◆ PROBLEM STATEMENT:
Look for "rate" in the listing below. Gather each line that contains it.
※
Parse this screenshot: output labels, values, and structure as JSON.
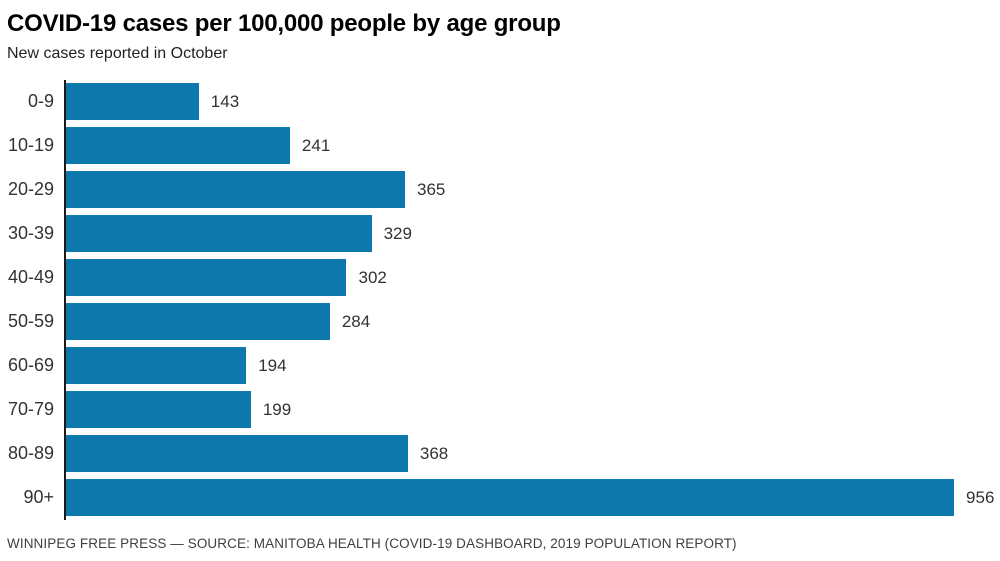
{
  "chart_data": {
    "type": "bar",
    "orientation": "horizontal",
    "title": "COVID-19 cases per 100,000 people by age group",
    "subtitle": "New cases reported in October",
    "source": "WINNIPEG FREE PRESS — SOURCE: MANITOBA HEALTH (COVID-19 DASHBOARD, 2019 POPULATION REPORT)",
    "categories": [
      "0-9",
      "10-19",
      "20-29",
      "30-39",
      "40-49",
      "50-59",
      "60-69",
      "70-79",
      "80-89",
      "90+"
    ],
    "values": [
      143,
      241,
      365,
      329,
      302,
      284,
      194,
      199,
      368,
      956
    ],
    "xlabel": "",
    "ylabel": "",
    "xlim": [
      0,
      956
    ],
    "data_labels": true,
    "grid": false,
    "legend": false,
    "colors": {
      "bar": "#0d79ad",
      "axis": "#1a1a1a",
      "title": "#000000",
      "text": "#333333",
      "source": "#3f3f3f"
    }
  }
}
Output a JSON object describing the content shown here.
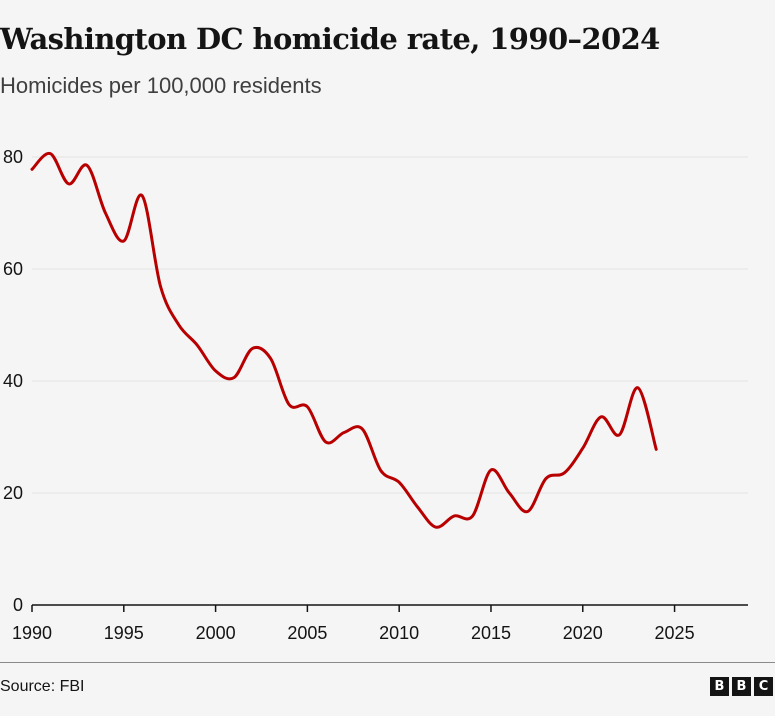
{
  "chart_data": {
    "type": "line",
    "title": "Washington DC homicide rate, 1990–2024",
    "subtitle": "Homicides per 100,000 residents",
    "xlabel": "",
    "ylabel": "",
    "xlim": [
      1990,
      2029
    ],
    "ylim": [
      0,
      80
    ],
    "grid": true,
    "x_ticks": [
      1990,
      1995,
      2000,
      2005,
      2010,
      2015,
      2020,
      2025
    ],
    "y_ticks": [
      0,
      20,
      40,
      60,
      80
    ],
    "series": [
      {
        "name": "Homicide rate",
        "color": "#b80000",
        "x": [
          1990,
          1991,
          1992,
          1993,
          1994,
          1995,
          1996,
          1997,
          1998,
          1999,
          2000,
          2001,
          2002,
          2003,
          2004,
          2005,
          2006,
          2007,
          2008,
          2009,
          2010,
          2011,
          2012,
          2013,
          2014,
          2015,
          2016,
          2017,
          2018,
          2019,
          2020,
          2021,
          2022,
          2023,
          2024
        ],
        "values": [
          77.8,
          80.6,
          75.2,
          78.5,
          70.0,
          65.0,
          73.1,
          56.9,
          50.0,
          46.4,
          41.8,
          40.6,
          45.8,
          44.0,
          35.8,
          35.4,
          29.1,
          30.8,
          31.4,
          24.0,
          21.9,
          17.5,
          13.9,
          15.9,
          15.9,
          24.1,
          20.0,
          16.7,
          22.6,
          23.6,
          28.0,
          33.6,
          30.4,
          38.8,
          27.8
        ]
      }
    ],
    "source": "Source: FBI"
  },
  "logo": {
    "letters": [
      "B",
      "B",
      "C"
    ]
  },
  "colors": {
    "line": "#b80000",
    "grid": "#e2e2e2",
    "axis": "#141414",
    "background": "#f5f5f5"
  }
}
※
◆ REPLY TO THE TASK:
    "title": "Washington DC homicide rate, 1990–2024",
        "name": "Homicide rate",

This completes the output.